WHAT IS ASKED » Return every record exactly as written.

BEGIN RECORDS SHOWN

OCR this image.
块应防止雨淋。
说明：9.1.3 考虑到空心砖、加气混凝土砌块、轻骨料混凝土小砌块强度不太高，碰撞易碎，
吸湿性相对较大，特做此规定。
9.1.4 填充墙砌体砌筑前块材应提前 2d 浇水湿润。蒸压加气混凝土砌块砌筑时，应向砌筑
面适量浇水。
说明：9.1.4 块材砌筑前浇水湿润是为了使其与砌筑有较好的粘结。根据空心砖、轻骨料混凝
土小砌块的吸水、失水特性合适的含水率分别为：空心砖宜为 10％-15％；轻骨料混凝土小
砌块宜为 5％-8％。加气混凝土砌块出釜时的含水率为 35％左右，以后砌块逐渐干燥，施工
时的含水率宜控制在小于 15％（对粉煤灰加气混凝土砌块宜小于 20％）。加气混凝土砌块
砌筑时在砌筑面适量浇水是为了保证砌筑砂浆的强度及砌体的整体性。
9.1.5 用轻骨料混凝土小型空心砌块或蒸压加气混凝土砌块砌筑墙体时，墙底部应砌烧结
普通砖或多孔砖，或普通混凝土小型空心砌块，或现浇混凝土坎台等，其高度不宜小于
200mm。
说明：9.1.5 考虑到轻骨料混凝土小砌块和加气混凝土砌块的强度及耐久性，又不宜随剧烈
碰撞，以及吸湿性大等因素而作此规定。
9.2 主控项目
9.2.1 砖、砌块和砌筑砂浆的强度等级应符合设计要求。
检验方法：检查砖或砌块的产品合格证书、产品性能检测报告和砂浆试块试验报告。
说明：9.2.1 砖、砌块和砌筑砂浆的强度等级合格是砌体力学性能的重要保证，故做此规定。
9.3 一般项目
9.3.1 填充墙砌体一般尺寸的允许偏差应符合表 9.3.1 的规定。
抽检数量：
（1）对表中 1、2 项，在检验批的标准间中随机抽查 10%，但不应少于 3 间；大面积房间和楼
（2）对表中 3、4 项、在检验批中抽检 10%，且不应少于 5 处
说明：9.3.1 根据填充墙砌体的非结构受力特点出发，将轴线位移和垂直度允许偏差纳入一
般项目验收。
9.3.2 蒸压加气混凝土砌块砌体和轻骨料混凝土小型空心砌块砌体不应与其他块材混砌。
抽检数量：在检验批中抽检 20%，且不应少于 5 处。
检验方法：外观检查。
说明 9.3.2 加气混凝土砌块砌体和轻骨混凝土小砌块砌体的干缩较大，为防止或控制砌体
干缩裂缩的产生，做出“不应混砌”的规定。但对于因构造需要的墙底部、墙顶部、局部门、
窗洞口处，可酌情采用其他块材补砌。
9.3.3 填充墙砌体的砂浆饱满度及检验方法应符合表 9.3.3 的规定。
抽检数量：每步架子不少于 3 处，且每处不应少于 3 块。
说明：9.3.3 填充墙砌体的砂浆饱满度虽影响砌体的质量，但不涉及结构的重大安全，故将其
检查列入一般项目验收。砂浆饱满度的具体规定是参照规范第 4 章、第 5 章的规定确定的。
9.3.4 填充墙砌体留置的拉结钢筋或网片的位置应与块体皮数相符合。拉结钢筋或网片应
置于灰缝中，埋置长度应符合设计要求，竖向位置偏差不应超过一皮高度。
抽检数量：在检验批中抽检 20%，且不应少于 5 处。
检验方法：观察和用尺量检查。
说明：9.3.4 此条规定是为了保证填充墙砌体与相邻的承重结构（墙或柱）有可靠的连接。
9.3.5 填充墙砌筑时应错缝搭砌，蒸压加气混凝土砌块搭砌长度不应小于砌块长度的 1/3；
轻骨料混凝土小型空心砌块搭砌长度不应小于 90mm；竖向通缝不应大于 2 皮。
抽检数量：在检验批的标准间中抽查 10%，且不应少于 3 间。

END RECORDS SHOWN

RESPONSE »
OCR this image.
块应防止雨淋。
说明：9.1.3 考虑到空心砖、加气混凝土砌块、轻骨料混凝土小砌块强度不太高，碰撞易碎，
吸湿性相对较大，特做此规定。
9.1.4 填充墙砌体砌筑前块材应提前 2d 浇水湿润。蒸压加气混凝土砌块砌筑时，应向砌筑
面适量浇水。
说明：9.1.4 块材砌筑前浇水湿润是为了使其与砌筑有较好的粘结。根据空心砖、轻骨料混凝
土小砌块的吸水、失水特性合适的含水率分别为：空心砖宜为 10％-15％；轻骨料混凝土小
砌块宜为 5％-8％。加气混凝土砌块出釜时的含水率为 35％左右，以后砌块逐渐干燥，施工
时的含水率宜控制在小于 15％（对粉煤灰加气混凝土砌块宜小于 20％）。加气混凝土砌块
砌筑时在砌筑面适量浇水是为了保证砌筑砂浆的强度及砌体的整体性。
9.1.5 用轻骨料混凝土小型空心砌块或蒸压加气混凝土砌块砌筑墙体时，墙底部应砌烧结
普通砖或多孔砖，或普通混凝土小型空心砌块，或现浇混凝土坎台等，其高度不宜小于
200mm。
说明：9.1.5 考虑到轻骨料混凝土小砌块和加气混凝土砌块的强度及耐久性，又不宜随剧烈
碰撞，以及吸湿性大等因素而作此规定。
9.2 主控项目
9.2.1 砖、砌块和砌筑砂浆的强度等级应符合设计要求。
检验方法：检查砖或砌块的产品合格证书、产品性能检测报告和砂浆试块试验报告。
说明：9.2.1 砖、砌块和砌筑砂浆的强度等级合格是砌体力学性能的重要保证，故做此规定。
9.3 一般项目
9.3.1 填充墙砌体一般尺寸的允许偏差应符合表 9.3.1 的规定。
抽检数量：
（1）对表中 1、2 项，在检验批的标准间中随机抽查 10%，但不应少于 3 间；大面积房间和楼
（2）对表中 3、4 项、在检验批中抽检 10%，且不应少于 5 处
说明：9.3.1 根据填充墙砌体的非结构受力特点出发，将轴线位移和垂直度允许偏差纳入一
般项目验收。
9.3.2 蒸压加气混凝土砌块砌体和轻骨料混凝土小型空心砌块砌体不应与其他块材混砌。
抽检数量：在检验批中抽检 20%，且不应少于 5 处。
检验方法：外观检查。
说明 9.3.2 加气混凝土砌块砌体和轻骨混凝土小砌块砌体的干缩较大，为防止或控制砌体
干缩裂缩的产生，做出“不应混砌”的规定。但对于因构造需要的墙底部、墙顶部、局部门、
窗洞口处，可酌情采用其他块材补砌。
9.3.3 填充墙砌体的砂浆饱满度及检验方法应符合表 9.3.3 的规定。
抽检数量：每步架子不少于 3 处，且每处不应少于 3 块。
说明：9.3.3 填充墙砌体的砂浆饱满度虽影响砌体的质量，但不涉及结构的重大安全，故将其
检查列入一般项目验收。砂浆饱满度的具体规定是参照规范第 4 章、第 5 章的规定确定的。
9.3.4 填充墙砌体留置的拉结钢筋或网片的位置应与块体皮数相符合。拉结钢筋或网片应
置于灰缝中，埋置长度应符合设计要求，竖向位置偏差不应超过一皮高度。
抽检数量：在检验批中抽检 20%，且不应少于 5 处。
检验方法：观察和用尺量检查。
说明：9.3.4 此条规定是为了保证填充墙砌体与相邻的承重结构（墙或柱）有可靠的连接。
9.3.5 填充墙砌筑时应错缝搭砌，蒸压加气混凝土砌块搭砌长度不应小于砌块长度的 1/3；
轻骨料混凝土小型空心砌块搭砌长度不应小于 90mm；竖向通缝不应大于 2 皮。
抽检数量：在检验批的标准间中抽查 10%，且不应少于 3 间。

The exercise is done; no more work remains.